"""

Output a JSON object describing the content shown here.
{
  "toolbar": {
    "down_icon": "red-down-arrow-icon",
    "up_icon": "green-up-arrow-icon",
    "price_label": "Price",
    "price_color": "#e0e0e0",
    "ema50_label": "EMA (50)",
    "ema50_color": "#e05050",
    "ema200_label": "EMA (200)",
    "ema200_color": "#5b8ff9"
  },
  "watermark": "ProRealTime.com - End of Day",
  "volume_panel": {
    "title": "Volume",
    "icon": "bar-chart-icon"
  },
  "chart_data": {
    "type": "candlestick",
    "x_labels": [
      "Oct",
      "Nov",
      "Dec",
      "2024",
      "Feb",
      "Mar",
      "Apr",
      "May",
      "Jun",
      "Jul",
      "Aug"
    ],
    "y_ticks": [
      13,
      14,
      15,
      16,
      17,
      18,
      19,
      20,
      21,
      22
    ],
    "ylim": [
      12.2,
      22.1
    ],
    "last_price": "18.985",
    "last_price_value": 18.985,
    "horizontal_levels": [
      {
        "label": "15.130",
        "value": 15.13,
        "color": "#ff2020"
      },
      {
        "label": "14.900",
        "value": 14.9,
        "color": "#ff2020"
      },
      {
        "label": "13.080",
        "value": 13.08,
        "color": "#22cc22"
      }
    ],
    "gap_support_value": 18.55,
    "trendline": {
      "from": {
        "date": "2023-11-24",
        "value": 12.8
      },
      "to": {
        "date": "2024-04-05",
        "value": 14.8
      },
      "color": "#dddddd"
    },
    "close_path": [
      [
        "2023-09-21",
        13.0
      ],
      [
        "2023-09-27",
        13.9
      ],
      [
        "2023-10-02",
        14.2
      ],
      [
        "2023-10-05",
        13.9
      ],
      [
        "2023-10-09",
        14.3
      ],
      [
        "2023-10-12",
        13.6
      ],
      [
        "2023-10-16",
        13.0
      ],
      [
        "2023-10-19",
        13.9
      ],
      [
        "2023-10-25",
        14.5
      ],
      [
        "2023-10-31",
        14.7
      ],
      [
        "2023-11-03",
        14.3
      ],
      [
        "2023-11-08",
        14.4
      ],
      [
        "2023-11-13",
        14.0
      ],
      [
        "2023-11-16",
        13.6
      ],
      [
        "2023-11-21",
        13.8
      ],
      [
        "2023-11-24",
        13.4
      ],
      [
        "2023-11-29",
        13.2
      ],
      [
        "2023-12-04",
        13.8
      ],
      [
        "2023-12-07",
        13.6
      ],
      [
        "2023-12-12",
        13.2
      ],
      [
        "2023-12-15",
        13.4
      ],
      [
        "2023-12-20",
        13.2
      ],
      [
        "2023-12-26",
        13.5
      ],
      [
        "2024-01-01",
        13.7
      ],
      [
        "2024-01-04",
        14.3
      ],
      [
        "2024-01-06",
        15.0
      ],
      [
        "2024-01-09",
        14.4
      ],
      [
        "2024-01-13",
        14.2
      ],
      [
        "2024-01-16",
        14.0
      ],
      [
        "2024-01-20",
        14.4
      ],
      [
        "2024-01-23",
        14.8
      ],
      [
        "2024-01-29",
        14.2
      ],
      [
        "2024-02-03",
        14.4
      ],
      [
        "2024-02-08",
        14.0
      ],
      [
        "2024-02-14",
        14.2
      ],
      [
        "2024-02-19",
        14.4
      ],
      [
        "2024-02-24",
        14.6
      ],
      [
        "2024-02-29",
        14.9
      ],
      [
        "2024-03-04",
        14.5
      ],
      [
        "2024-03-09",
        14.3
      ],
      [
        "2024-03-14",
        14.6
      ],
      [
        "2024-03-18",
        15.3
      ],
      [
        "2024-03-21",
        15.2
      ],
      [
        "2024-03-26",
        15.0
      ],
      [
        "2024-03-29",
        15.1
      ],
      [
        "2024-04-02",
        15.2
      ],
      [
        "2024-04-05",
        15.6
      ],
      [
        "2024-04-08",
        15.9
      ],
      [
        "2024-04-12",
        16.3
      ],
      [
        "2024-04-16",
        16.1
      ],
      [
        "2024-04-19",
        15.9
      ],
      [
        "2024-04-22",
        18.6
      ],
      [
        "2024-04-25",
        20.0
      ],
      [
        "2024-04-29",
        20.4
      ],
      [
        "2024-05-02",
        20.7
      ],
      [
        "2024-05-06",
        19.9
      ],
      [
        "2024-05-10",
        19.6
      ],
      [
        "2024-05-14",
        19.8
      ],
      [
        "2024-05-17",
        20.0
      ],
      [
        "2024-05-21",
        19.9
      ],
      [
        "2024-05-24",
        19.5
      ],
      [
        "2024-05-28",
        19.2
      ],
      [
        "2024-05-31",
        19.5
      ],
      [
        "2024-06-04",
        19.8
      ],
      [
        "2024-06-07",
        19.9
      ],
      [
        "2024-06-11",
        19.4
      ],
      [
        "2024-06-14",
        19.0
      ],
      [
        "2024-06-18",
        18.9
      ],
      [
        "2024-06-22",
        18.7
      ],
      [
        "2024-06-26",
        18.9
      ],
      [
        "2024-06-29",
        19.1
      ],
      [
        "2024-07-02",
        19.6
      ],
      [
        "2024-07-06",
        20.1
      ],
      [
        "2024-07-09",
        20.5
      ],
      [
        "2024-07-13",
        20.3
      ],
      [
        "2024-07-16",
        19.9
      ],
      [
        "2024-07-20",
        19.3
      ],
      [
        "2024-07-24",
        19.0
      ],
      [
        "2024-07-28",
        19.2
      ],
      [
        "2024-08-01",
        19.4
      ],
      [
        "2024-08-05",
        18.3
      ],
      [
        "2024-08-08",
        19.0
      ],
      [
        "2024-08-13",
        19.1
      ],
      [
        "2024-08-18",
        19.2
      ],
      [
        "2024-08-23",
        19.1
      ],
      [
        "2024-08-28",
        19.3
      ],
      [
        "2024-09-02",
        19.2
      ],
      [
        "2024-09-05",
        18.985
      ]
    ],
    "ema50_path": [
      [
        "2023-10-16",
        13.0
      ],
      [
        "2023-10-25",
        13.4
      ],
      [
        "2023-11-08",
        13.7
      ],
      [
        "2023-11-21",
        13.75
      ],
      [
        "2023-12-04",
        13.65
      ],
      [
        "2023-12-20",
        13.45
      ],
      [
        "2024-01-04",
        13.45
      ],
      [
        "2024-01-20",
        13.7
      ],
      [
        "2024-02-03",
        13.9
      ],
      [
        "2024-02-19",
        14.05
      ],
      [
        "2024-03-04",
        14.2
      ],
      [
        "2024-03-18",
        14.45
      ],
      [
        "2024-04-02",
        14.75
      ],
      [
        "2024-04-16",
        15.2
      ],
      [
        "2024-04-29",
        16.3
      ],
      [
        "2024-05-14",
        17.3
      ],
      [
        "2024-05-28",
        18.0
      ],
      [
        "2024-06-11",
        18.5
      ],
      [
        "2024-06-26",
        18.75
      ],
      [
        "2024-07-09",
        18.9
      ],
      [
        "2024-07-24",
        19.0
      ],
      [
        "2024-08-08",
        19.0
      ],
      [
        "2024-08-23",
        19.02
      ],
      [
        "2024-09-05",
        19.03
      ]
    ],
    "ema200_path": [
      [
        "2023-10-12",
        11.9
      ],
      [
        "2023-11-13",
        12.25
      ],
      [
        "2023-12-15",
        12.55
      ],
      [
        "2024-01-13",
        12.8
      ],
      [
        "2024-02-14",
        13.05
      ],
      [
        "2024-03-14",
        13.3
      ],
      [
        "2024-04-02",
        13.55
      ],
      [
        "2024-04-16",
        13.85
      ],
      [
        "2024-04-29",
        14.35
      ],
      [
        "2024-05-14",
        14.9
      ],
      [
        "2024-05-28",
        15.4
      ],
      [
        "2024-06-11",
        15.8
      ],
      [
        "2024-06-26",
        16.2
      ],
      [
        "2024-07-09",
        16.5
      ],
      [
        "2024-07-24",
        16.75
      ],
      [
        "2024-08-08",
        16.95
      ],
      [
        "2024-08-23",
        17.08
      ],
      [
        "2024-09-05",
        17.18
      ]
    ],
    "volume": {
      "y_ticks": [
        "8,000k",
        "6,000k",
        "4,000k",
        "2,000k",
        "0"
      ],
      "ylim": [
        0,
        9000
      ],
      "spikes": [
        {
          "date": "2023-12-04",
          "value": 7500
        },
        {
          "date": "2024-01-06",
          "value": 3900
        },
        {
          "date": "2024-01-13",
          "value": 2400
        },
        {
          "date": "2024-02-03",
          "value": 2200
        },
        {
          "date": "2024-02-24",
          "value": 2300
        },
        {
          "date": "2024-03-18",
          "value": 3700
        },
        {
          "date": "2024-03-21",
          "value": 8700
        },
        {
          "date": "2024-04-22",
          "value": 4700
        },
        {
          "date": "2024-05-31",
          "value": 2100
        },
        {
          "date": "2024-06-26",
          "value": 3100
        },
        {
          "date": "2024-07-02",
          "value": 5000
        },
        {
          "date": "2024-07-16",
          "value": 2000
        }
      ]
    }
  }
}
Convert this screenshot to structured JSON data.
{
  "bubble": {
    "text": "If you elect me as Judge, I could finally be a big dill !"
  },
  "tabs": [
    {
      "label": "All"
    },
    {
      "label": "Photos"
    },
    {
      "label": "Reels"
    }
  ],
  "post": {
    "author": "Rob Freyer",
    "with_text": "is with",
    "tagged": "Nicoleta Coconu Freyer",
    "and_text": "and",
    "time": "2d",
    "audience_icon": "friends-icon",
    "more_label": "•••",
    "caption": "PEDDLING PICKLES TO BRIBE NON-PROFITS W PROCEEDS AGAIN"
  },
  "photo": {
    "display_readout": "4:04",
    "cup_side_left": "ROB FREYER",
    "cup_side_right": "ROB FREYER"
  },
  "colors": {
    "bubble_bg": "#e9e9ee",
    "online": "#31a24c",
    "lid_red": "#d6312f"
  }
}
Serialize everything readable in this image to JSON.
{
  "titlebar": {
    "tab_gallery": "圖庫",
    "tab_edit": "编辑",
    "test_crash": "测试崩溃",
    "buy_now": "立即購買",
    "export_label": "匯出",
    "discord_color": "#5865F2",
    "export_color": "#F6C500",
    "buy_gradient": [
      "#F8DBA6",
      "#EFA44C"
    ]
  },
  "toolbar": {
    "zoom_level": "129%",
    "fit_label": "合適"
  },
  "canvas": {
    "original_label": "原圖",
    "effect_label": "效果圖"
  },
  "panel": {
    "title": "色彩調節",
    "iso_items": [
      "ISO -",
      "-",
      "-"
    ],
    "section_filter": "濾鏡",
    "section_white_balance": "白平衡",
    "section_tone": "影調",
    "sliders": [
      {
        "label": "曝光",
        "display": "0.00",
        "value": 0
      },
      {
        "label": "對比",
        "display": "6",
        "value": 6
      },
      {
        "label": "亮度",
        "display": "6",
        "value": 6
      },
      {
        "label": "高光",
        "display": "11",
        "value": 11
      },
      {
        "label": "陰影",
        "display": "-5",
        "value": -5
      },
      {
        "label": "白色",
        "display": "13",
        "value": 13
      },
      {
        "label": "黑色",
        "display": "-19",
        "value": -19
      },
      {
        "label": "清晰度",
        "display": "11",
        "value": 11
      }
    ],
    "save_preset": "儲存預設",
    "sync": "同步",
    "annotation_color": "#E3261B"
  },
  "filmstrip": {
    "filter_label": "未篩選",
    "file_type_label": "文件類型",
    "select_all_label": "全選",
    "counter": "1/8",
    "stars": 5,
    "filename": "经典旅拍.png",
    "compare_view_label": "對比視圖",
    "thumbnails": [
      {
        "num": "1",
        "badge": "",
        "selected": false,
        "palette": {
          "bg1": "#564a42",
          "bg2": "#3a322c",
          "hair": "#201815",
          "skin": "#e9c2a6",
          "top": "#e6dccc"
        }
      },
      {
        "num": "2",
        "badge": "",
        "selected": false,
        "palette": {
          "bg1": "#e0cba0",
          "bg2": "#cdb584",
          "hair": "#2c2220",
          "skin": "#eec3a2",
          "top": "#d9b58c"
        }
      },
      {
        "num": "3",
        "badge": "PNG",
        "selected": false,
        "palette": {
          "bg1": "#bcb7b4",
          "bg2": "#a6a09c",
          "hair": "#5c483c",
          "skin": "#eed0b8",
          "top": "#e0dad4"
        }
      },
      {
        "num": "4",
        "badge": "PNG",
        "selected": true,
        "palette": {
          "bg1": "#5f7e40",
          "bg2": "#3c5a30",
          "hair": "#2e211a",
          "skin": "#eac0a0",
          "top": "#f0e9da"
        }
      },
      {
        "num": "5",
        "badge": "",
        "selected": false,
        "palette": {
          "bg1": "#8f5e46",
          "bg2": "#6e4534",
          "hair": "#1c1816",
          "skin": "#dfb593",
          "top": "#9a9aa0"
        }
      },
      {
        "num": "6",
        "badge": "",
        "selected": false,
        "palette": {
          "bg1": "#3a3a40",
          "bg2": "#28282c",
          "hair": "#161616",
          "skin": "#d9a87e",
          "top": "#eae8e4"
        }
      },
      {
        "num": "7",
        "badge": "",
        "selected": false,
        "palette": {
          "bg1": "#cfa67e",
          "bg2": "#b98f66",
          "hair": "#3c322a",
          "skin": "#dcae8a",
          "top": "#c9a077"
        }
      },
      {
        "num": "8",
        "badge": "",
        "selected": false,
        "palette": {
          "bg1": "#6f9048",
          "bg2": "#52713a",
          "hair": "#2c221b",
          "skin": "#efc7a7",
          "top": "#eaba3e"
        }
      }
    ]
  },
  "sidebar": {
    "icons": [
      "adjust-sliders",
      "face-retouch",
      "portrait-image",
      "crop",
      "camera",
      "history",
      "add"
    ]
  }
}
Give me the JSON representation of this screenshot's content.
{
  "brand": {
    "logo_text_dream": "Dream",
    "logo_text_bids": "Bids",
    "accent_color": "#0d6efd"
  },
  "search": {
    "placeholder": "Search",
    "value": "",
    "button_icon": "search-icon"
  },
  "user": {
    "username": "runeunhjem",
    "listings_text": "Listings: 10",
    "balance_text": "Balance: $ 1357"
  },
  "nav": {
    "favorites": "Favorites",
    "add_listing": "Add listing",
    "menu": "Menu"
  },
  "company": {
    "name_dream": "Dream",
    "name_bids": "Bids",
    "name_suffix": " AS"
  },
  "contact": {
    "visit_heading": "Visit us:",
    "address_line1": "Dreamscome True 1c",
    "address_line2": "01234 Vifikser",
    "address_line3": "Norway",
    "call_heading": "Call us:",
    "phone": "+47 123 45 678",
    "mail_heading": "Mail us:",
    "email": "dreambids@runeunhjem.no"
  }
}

"""

Problem description: Take the lines above from the one holding "Give me the" to the last and output them exactly.

Completed task:
Give me the JSON representation of this screenshot's content.
{
  "brand": {
    "logo_text_dream": "Dream",
    "logo_text_bids": "Bids",
    "accent_color": "#0d6efd"
  },
  "search": {
    "placeholder": "Search",
    "value": "",
    "button_icon": "search-icon"
  },
  "user": {
    "username": "runeunhjem",
    "listings_text": "Listings: 10",
    "balance_text": "Balance: $ 1357"
  },
  "nav": {
    "favorites": "Favorites",
    "add_listing": "Add listing",
    "menu": "Menu"
  },
  "company": {
    "name_dream": "Dream",
    "name_bids": "Bids",
    "name_suffix": " AS"
  },
  "contact": {
    "visit_heading": "Visit us:",
    "address_line1": "Dreamscome True 1c",
    "address_line2": "01234 Vifikser",
    "address_line3": "Norway",
    "call_heading": "Call us:",
    "phone": "+47 123 45 678",
    "mail_heading": "Mail us:",
    "email": "dreambids@runeunhjem.no"
  }
}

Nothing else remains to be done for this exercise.